> **WHAT IS REQUIRED**: In the material below, recast the stretch from the line containing "x-tick-label: 45-54 <box>630" through the line containing "data-label: 13.1% <box>728 223 797 251</box>" as a JSON list of strings, with one string per line and blank lines omitted.
━━━━━ STORED DATA ━━━━━
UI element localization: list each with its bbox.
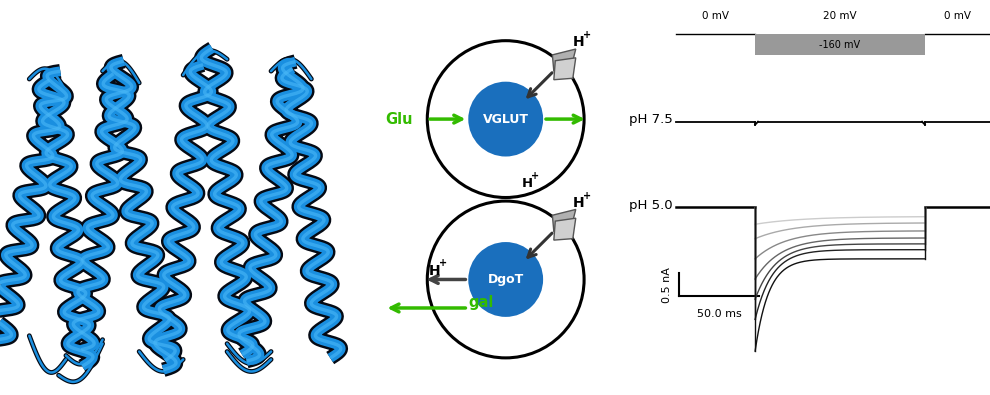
- Circle shape: [468, 82, 544, 156]
- Text: H: H: [429, 263, 441, 278]
- Text: 20 mV: 20 mV: [824, 11, 857, 21]
- Text: H: H: [522, 177, 533, 190]
- Text: H: H: [573, 35, 585, 49]
- Text: Glu: Glu: [385, 112, 413, 126]
- Polygon shape: [553, 58, 576, 80]
- Text: 0.5 nA: 0.5 nA: [662, 267, 672, 303]
- Text: 50.0 ms: 50.0 ms: [697, 309, 742, 320]
- Text: +: +: [583, 190, 591, 201]
- Text: -160 mV: -160 mV: [820, 40, 860, 50]
- Text: VGLUT: VGLUT: [483, 113, 529, 126]
- Text: 0 mV: 0 mV: [944, 11, 971, 21]
- Text: DgoT: DgoT: [487, 273, 524, 286]
- Polygon shape: [553, 218, 576, 240]
- Text: +: +: [439, 258, 447, 269]
- Text: 0 mV: 0 mV: [702, 11, 729, 21]
- Circle shape: [468, 242, 544, 317]
- Bar: [755, 34, 925, 55]
- Polygon shape: [552, 49, 576, 72]
- Text: pH 5.0: pH 5.0: [629, 199, 672, 212]
- Text: gal: gal: [468, 295, 494, 310]
- Polygon shape: [552, 209, 576, 233]
- Text: H: H: [573, 196, 585, 210]
- Text: +: +: [583, 30, 591, 40]
- Text: +: +: [531, 171, 539, 181]
- Text: pH 7.5: pH 7.5: [629, 113, 672, 126]
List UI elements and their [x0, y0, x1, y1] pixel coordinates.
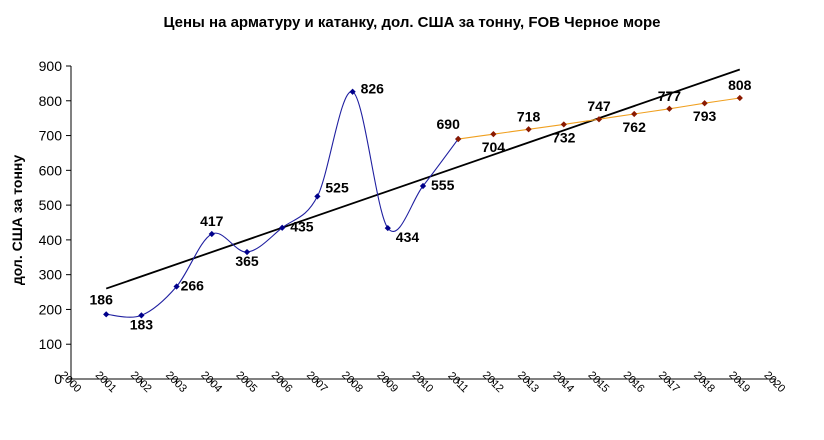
x-tick-label: 2018 [691, 369, 717, 395]
x-tick-label: 2012 [480, 369, 506, 395]
y-tick-label: 400 [39, 232, 63, 248]
trendline-group [105, 68, 741, 290]
y-tick-label: 800 [39, 93, 63, 109]
data-label: 555 [431, 177, 455, 193]
y-tick-label: 900 [39, 58, 63, 74]
data-label: 747 [587, 98, 611, 114]
x-tick-label: 2014 [550, 369, 576, 395]
data-label: 826 [361, 81, 385, 97]
y-axis-title: дол. США за тонну [9, 155, 25, 286]
x-tick-label: 2008 [339, 369, 365, 395]
data-label: 525 [325, 179, 349, 195]
data-point-actual [243, 248, 251, 256]
data-point-forecast [490, 131, 497, 138]
data-label: 183 [130, 316, 154, 332]
data-label: 777 [658, 88, 682, 104]
data-label: 435 [290, 219, 314, 235]
data-label: 417 [200, 213, 224, 229]
series-group [103, 88, 743, 319]
x-tick-label: 2016 [621, 369, 647, 395]
x-tick-label: 2002 [128, 369, 154, 395]
x-tick-label: 2006 [269, 369, 295, 395]
data-point-forecast [666, 105, 673, 112]
data-label: 718 [517, 108, 541, 124]
data-point-forecast [736, 94, 743, 102]
data-label: 704 [482, 139, 506, 155]
data-label: 434 [396, 229, 420, 245]
series-line-actual [106, 91, 459, 318]
data-label: 762 [623, 119, 647, 135]
x-tick-label: 2005 [234, 369, 260, 395]
data-label: 365 [235, 253, 259, 269]
chart-title: Цены на арматуру и катанку, дол. США за … [163, 14, 661, 31]
data-label: 266 [181, 277, 205, 293]
y-tick-label: 100 [39, 336, 63, 352]
data-point-forecast [560, 121, 567, 128]
trend-line [105, 68, 741, 290]
y-tick-label: 300 [39, 267, 63, 283]
data-point-forecast [631, 110, 638, 118]
y-tick-label: 600 [39, 162, 63, 178]
x-tick-label: 2013 [515, 369, 541, 395]
data-point-actual [208, 230, 215, 238]
y-tick-label: 0 [54, 371, 62, 387]
x-tick-label: 2020 [762, 369, 788, 395]
x-tick-label: 2001 [93, 369, 119, 395]
x-tick-label: 2017 [656, 369, 682, 395]
x-tick-label: 2009 [374, 369, 400, 395]
x-tick-label: 2004 [198, 369, 224, 395]
data-point-actual [103, 311, 110, 318]
data-point-actual [173, 283, 180, 290]
x-tick-label: 2007 [304, 369, 330, 395]
data-point-forecast [525, 126, 532, 133]
data-label: 186 [90, 291, 114, 307]
data-labels: 186 183 266 417 365 435 525 826 434 555 690 704 718 7… [90, 77, 752, 332]
data-label: 793 [693, 108, 717, 124]
data-point-forecast [701, 100, 708, 107]
x-tick-label: 2019 [726, 369, 752, 395]
data-point-forecast [455, 135, 462, 143]
y-tick-label: 500 [39, 197, 63, 213]
y-tick-label: 700 [39, 128, 63, 144]
data-label: 732 [552, 129, 576, 145]
data-point-actual [314, 193, 321, 200]
data-label: 808 [728, 77, 752, 93]
y-tick-label: 200 [39, 301, 63, 317]
x-tick-label: 2010 [410, 369, 436, 395]
x-tick-label: 2015 [586, 369, 612, 395]
data-label: 690 [437, 116, 461, 132]
x-tick-label: 2003 [163, 369, 189, 395]
x-tick-label: 2011 [445, 370, 470, 395]
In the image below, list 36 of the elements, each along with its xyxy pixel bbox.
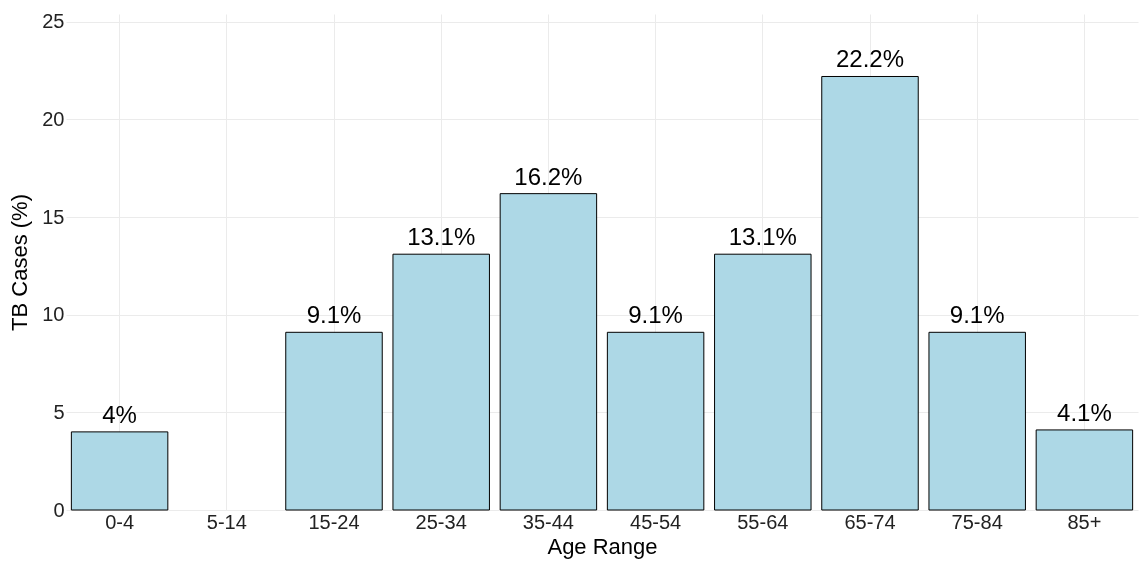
x-tick-label: 45-54 <box>630 510 682 533</box>
x-tick-label: 75-84 <box>951 510 1003 533</box>
bar <box>821 75 919 511</box>
data-label: 9.1% <box>306 301 362 329</box>
data-label: 13.1% <box>407 223 476 251</box>
data-label: 22.2% <box>835 45 905 73</box>
y-axis-title: TB Cases (%) <box>7 194 33 331</box>
x-tick-label: 35-44 <box>522 510 574 533</box>
x-tick-label: 0-4 <box>105 510 135 533</box>
y-tick-label: 15 <box>42 205 65 228</box>
y-tick-label: 10 <box>42 303 65 326</box>
bar <box>499 193 598 511</box>
data-label: 16.2% <box>514 162 583 190</box>
bar <box>285 331 383 511</box>
bar <box>70 431 169 511</box>
x-tick-label: 85+ <box>1067 510 1102 533</box>
bar <box>392 253 490 511</box>
data-label: 9.1% <box>949 301 1005 329</box>
x-tick-label: 65-74 <box>844 510 896 533</box>
x-tick-label: 55-64 <box>737 510 789 533</box>
bar <box>928 331 1026 511</box>
data-label: 4% <box>102 400 137 428</box>
y-tick-label: 25 <box>42 10 65 33</box>
x-tick-label: 25-34 <box>415 510 467 533</box>
data-label: 13.1% <box>728 223 797 251</box>
x-tick-label: 5-14 <box>206 510 247 533</box>
x-tick-label: 15-24 <box>308 510 360 533</box>
y-tick-label: 20 <box>42 107 65 130</box>
y-tick-label: 5 <box>53 400 65 423</box>
bar <box>606 331 705 511</box>
bar <box>1035 429 1134 511</box>
x-axis-title: Age Range <box>547 533 658 559</box>
data-label: 9.1% <box>628 301 683 329</box>
data-label: 4.1% <box>1057 398 1112 426</box>
bar <box>714 253 812 511</box>
y-tick-label: 0 <box>53 498 65 521</box>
━━━━━
> **THE RESPONSE**:
[
  "x-tick-label: 45-54 <box>630 510 682 533</box>",
  "x-tick-label: 75-84 <box>951 510 1003 533</box>",
  "bar <box>821 75 919 511</box>",
  "data-label: 9.1% <box>306 301 362 329</box>",
  "data-label: 13.1% <box>407 223 476 251</box>",
  "data-label: 22.2% <box>835 45 905 73</box>",
  "y-axis-title: TB Cases (%) <box>7 194 33 331</box>",
  "x-tick-label: 35-44 <box>522 510 574 533</box>",
  "x-tick-label: 0-4 <box>105 510 135 533</box>",
  "y-tick-label: 15 <box>42 205 65 228</box>",
  "y-tick-label: 10 <box>42 303 65 326</box>",
  "bar <box>499 193 598 511</box>",
  "data-label: 16.2% <box>514 162 583 190</box>",
  "bar <box>285 331 383 511</box>",
  "bar <box>70 431 169 511</box>",
  "x-tick-label: 85+ <box>1067 510 1102 533</box>",
  "bar <box>392 253 490 511</box>",
  "data-label: 9.1% <box>949 301 1005 329</box>",
  "x-tick-label: 65-74 <box>844 510 896 533</box>",
  "x-tick-label: 55-64 <box>737 510 789 533</box>",
  "bar <box>928 331 1026 511</box>",
  "data-label: 4% <box>102 400 137 428</box>",
  "y-tick-label: 25 <box>42 10 65 33</box>",
  "x-tick-label: 25-34 <box>415 510 467 533</box>",
  "data-label: 13.1% <box>728 223 797 251</box>"
]